Task to carry out:
The records below are to be repeated in full, exactly as they are.

Data entries:
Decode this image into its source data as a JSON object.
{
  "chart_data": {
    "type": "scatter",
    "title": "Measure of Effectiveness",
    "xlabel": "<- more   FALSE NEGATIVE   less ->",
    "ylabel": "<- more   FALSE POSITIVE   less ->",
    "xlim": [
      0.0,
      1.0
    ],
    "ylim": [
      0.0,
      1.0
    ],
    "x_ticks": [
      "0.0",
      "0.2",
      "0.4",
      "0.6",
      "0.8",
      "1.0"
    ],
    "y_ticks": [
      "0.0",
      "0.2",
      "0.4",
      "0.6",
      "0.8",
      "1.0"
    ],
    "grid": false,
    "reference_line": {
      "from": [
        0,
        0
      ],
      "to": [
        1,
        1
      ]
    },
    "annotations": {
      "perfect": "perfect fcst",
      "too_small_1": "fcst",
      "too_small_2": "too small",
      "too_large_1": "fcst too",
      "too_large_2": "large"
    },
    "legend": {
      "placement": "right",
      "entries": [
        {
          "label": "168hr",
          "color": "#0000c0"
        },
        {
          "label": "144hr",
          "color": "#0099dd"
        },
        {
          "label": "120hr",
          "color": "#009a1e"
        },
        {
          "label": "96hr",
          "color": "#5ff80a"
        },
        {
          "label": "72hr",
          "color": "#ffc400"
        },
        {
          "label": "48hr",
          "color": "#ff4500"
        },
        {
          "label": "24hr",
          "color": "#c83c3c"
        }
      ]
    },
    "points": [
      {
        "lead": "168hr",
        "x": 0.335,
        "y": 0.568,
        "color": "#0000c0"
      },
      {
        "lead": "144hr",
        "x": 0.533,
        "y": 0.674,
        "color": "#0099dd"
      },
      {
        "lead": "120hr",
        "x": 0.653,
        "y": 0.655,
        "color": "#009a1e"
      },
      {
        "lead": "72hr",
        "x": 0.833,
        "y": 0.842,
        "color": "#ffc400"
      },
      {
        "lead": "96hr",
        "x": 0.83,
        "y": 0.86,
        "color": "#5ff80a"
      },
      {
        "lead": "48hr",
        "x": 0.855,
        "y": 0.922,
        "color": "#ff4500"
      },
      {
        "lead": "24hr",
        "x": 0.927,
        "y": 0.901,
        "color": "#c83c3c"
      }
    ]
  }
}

Finished answer:
Decode this image into its source data as a JSON object.
{
  "chart_data": {
    "type": "scatter",
    "title": "Measure of Effectiveness",
    "xlabel": "<- more   FALSE NEGATIVE   less ->",
    "ylabel": "<- more   FALSE POSITIVE   less ->",
    "xlim": [
      0.0,
      1.0
    ],
    "ylim": [
      0.0,
      1.0
    ],
    "x_ticks": [
      "0.0",
      "0.2",
      "0.4",
      "0.6",
      "0.8",
      "1.0"
    ],
    "y_ticks": [
      "0.0",
      "0.2",
      "0.4",
      "0.6",
      "0.8",
      "1.0"
    ],
    "grid": false,
    "reference_line": {
      "from": [
        0,
        0
      ],
      "to": [
        1,
        1
      ]
    },
    "annotations": {
      "perfect": "perfect fcst",
      "too_small_1": "fcst",
      "too_small_2": "too small",
      "too_large_1": "fcst too",
      "too_large_2": "large"
    },
    "legend": {
      "placement": "right",
      "entries": [
        {
          "label": "168hr",
          "color": "#0000c0"
        },
        {
          "label": "144hr",
          "color": "#0099dd"
        },
        {
          "label": "120hr",
          "color": "#009a1e"
        },
        {
          "label": "96hr",
          "color": "#5ff80a"
        },
        {
          "label": "72hr",
          "color": "#ffc400"
        },
        {
          "label": "48hr",
          "color": "#ff4500"
        },
        {
          "label": "24hr",
          "color": "#c83c3c"
        }
      ]
    },
    "points": [
      {
        "lead": "168hr",
        "x": 0.335,
        "y": 0.568,
        "color": "#0000c0"
      },
      {
        "lead": "144hr",
        "x": 0.533,
        "y": 0.674,
        "color": "#0099dd"
      },
      {
        "lead": "120hr",
        "x": 0.653,
        "y": 0.655,
        "color": "#009a1e"
      },
      {
        "lead": "72hr",
        "x": 0.833,
        "y": 0.842,
        "color": "#ffc400"
      },
      {
        "lead": "96hr",
        "x": 0.83,
        "y": 0.86,
        "color": "#5ff80a"
      },
      {
        "lead": "48hr",
        "x": 0.855,
        "y": 0.922,
        "color": "#ff4500"
      },
      {
        "lead": "24hr",
        "x": 0.927,
        "y": 0.901,
        "color": "#c83c3c"
      }
    ]
  }
}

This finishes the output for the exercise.